**GIVEN TASK**
Take the listing and print it in full, exactly as given.

+---+

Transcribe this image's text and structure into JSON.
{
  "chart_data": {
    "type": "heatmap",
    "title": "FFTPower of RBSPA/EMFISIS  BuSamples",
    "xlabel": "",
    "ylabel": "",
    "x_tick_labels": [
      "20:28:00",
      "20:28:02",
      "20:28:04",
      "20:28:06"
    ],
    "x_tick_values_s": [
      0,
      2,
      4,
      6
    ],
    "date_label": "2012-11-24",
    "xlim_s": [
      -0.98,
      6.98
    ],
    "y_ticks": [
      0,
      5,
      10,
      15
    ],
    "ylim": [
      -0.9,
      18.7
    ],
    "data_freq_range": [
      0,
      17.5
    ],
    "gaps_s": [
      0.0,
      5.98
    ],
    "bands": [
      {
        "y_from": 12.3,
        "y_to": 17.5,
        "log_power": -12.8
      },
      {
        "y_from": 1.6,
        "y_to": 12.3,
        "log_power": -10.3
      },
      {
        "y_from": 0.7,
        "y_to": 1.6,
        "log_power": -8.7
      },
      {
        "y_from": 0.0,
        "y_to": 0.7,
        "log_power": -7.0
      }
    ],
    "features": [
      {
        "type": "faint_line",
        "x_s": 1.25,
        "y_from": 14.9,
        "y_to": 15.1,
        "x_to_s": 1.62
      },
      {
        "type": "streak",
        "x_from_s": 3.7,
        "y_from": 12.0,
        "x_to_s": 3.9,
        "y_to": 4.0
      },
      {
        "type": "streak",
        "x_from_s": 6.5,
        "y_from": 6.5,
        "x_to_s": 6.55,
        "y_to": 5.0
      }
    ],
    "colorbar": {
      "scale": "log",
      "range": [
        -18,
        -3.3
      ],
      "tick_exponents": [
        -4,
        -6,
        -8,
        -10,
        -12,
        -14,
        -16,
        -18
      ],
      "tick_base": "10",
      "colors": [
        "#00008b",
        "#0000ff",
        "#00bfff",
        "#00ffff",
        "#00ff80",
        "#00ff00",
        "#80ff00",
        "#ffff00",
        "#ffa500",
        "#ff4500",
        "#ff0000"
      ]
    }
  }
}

+---+

**RIGHT ANSWER**
Transcribe this image's text and structure into JSON.
{
  "chart_data": {
    "type": "heatmap",
    "title": "FFTPower of RBSPA/EMFISIS  BuSamples",
    "xlabel": "",
    "ylabel": "",
    "x_tick_labels": [
      "20:28:00",
      "20:28:02",
      "20:28:04",
      "20:28:06"
    ],
    "x_tick_values_s": [
      0,
      2,
      4,
      6
    ],
    "date_label": "2012-11-24",
    "xlim_s": [
      -0.98,
      6.98
    ],
    "y_ticks": [
      0,
      5,
      10,
      15
    ],
    "ylim": [
      -0.9,
      18.7
    ],
    "data_freq_range": [
      0,
      17.5
    ],
    "gaps_s": [
      0.0,
      5.98
    ],
    "bands": [
      {
        "y_from": 12.3,
        "y_to": 17.5,
        "log_power": -12.8
      },
      {
        "y_from": 1.6,
        "y_to": 12.3,
        "log_power": -10.3
      },
      {
        "y_from": 0.7,
        "y_to": 1.6,
        "log_power": -8.7
      },
      {
        "y_from": 0.0,
        "y_to": 0.7,
        "log_power": -7.0
      }
    ],
    "features": [
      {
        "type": "faint_line",
        "x_s": 1.25,
        "y_from": 14.9,
        "y_to": 15.1,
        "x_to_s": 1.62
      },
      {
        "type": "streak",
        "x_from_s": 3.7,
        "y_from": 12.0,
        "x_to_s": 3.9,
        "y_to": 4.0
      },
      {
        "type": "streak",
        "x_from_s": 6.5,
        "y_from": 6.5,
        "x_to_s": 6.55,
        "y_to": 5.0
      }
    ],
    "colorbar": {
      "scale": "log",
      "range": [
        -18,
        -3.3
      ],
      "tick_exponents": [
        -4,
        -6,
        -8,
        -10,
        -12,
        -14,
        -16,
        -18
      ],
      "tick_base": "10",
      "colors": [
        "#00008b",
        "#0000ff",
        "#00bfff",
        "#00ffff",
        "#00ff80",
        "#00ff00",
        "#80ff00",
        "#ffff00",
        "#ffa500",
        "#ff4500",
        "#ff0000"
      ]
    }
  }
}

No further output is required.